Transcribe the whole listing without a single picture.
** start of Given entries **
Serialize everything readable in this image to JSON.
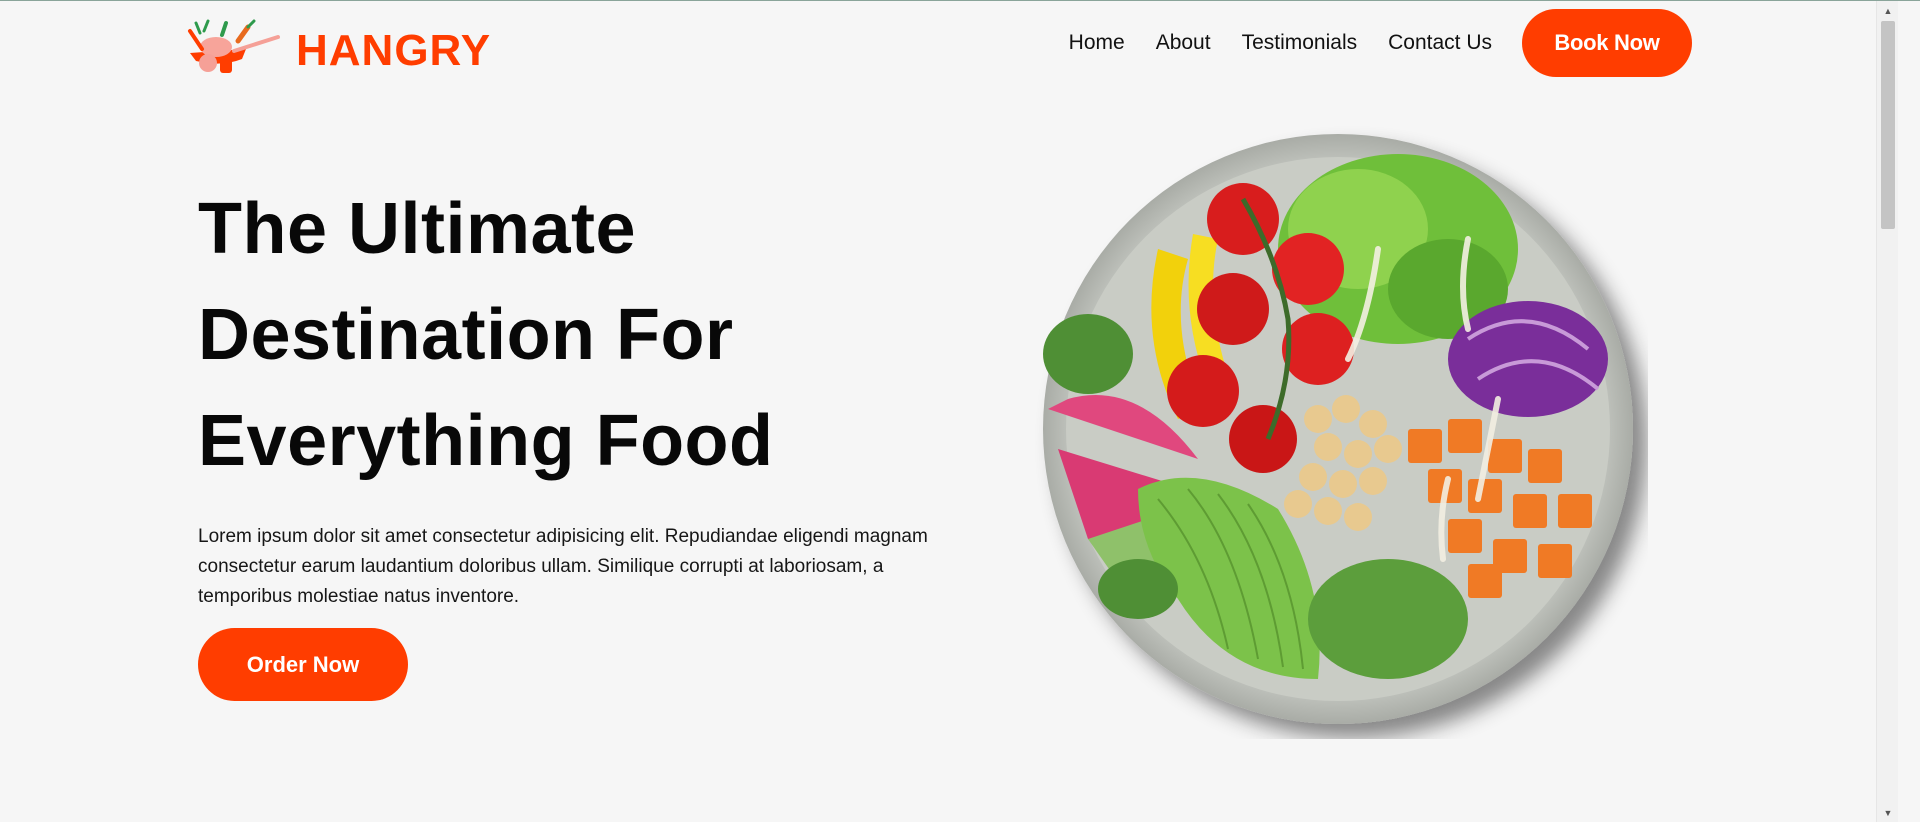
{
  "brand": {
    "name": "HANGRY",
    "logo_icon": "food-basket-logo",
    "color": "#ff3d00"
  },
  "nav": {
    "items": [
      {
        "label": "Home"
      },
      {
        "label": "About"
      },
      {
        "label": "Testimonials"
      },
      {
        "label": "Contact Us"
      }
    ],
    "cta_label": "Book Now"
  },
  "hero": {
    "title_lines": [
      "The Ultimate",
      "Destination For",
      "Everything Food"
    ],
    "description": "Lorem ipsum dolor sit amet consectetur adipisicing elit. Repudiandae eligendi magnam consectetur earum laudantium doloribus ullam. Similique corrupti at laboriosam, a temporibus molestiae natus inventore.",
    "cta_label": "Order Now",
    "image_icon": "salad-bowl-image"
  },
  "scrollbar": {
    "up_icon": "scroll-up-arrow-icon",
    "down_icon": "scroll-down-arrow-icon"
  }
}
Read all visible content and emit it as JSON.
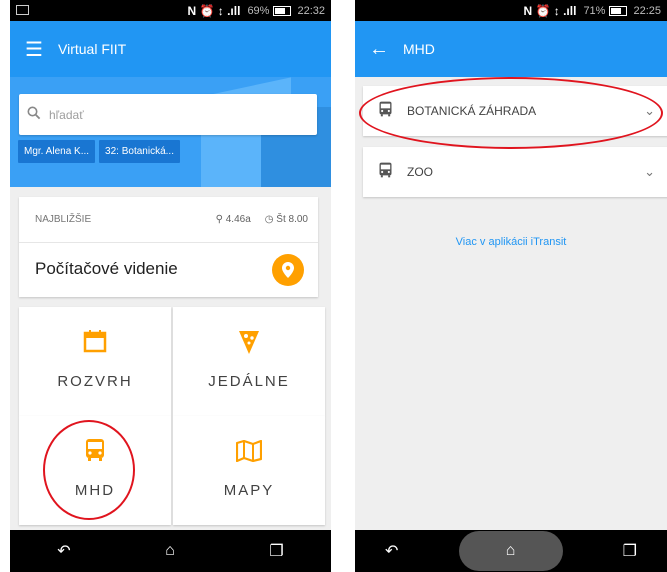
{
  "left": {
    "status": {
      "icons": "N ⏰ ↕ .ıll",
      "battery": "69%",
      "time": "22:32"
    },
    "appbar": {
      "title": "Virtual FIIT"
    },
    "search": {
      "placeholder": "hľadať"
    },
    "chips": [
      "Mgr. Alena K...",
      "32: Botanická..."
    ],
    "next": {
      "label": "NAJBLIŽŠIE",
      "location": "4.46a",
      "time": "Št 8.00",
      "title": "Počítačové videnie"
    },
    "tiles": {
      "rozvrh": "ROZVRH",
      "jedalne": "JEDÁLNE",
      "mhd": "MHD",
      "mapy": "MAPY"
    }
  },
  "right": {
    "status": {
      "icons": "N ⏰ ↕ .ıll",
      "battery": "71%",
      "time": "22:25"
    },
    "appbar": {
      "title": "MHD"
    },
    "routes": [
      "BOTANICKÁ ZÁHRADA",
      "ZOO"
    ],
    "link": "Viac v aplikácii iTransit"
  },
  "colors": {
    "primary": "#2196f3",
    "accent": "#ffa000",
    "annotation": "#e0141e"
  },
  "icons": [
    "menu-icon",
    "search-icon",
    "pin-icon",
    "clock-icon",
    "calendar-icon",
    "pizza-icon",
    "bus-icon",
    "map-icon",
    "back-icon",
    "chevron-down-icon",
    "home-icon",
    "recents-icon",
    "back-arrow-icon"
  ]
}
** end of Given entries **
▸ **The completed task**:
Serialize everything readable in this image to JSON.
{
  "brand": {
    "name": "HANGRY",
    "logo_icon": "food-basket-logo",
    "color": "#ff3d00"
  },
  "nav": {
    "items": [
      {
        "label": "Home"
      },
      {
        "label": "About"
      },
      {
        "label": "Testimonials"
      },
      {
        "label": "Contact Us"
      }
    ],
    "cta_label": "Book Now"
  },
  "hero": {
    "title_lines": [
      "The Ultimate",
      "Destination For",
      "Everything Food"
    ],
    "description": "Lorem ipsum dolor sit amet consectetur adipisicing elit. Repudiandae eligendi magnam consectetur earum laudantium doloribus ullam. Similique corrupti at laboriosam, a temporibus molestiae natus inventore.",
    "cta_label": "Order Now",
    "image_icon": "salad-bowl-image"
  },
  "scrollbar": {
    "up_icon": "scroll-up-arrow-icon",
    "down_icon": "scroll-down-arrow-icon"
  }
}
Read all visible content and emit it as JSON.
{
  "left": {
    "status": {
      "icons": "N ⏰ ↕ .ıll",
      "battery": "69%",
      "time": "22:32"
    },
    "appbar": {
      "title": "Virtual FIIT"
    },
    "search": {
      "placeholder": "hľadať"
    },
    "chips": [
      "Mgr. Alena K...",
      "32: Botanická..."
    ],
    "next": {
      "label": "NAJBLIŽŠIE",
      "location": "4.46a",
      "time": "Št 8.00",
      "title": "Počítačové videnie"
    },
    "tiles": {
      "rozvrh": "ROZVRH",
      "jedalne": "JEDÁLNE",
      "mhd": "MHD",
      "mapy": "MAPY"
    }
  },
  "right": {
    "status": {
      "icons": "N ⏰ ↕ .ıll",
      "battery": "71%",
      "time": "22:25"
    },
    "appbar": {
      "title": "MHD"
    },
    "routes": [
      "BOTANICKÁ ZÁHRADA",
      "ZOO"
    ],
    "link": "Viac v aplikácii iTransit"
  },
  "colors": {
    "primary": "#2196f3",
    "accent": "#ffa000",
    "annotation": "#e0141e"
  },
  "icons": [
    "menu-icon",
    "search-icon",
    "pin-icon",
    "clock-icon",
    "calendar-icon",
    "pizza-icon",
    "bus-icon",
    "map-icon",
    "back-icon",
    "chevron-down-icon",
    "home-icon",
    "recents-icon",
    "back-arrow-icon"
  ]
}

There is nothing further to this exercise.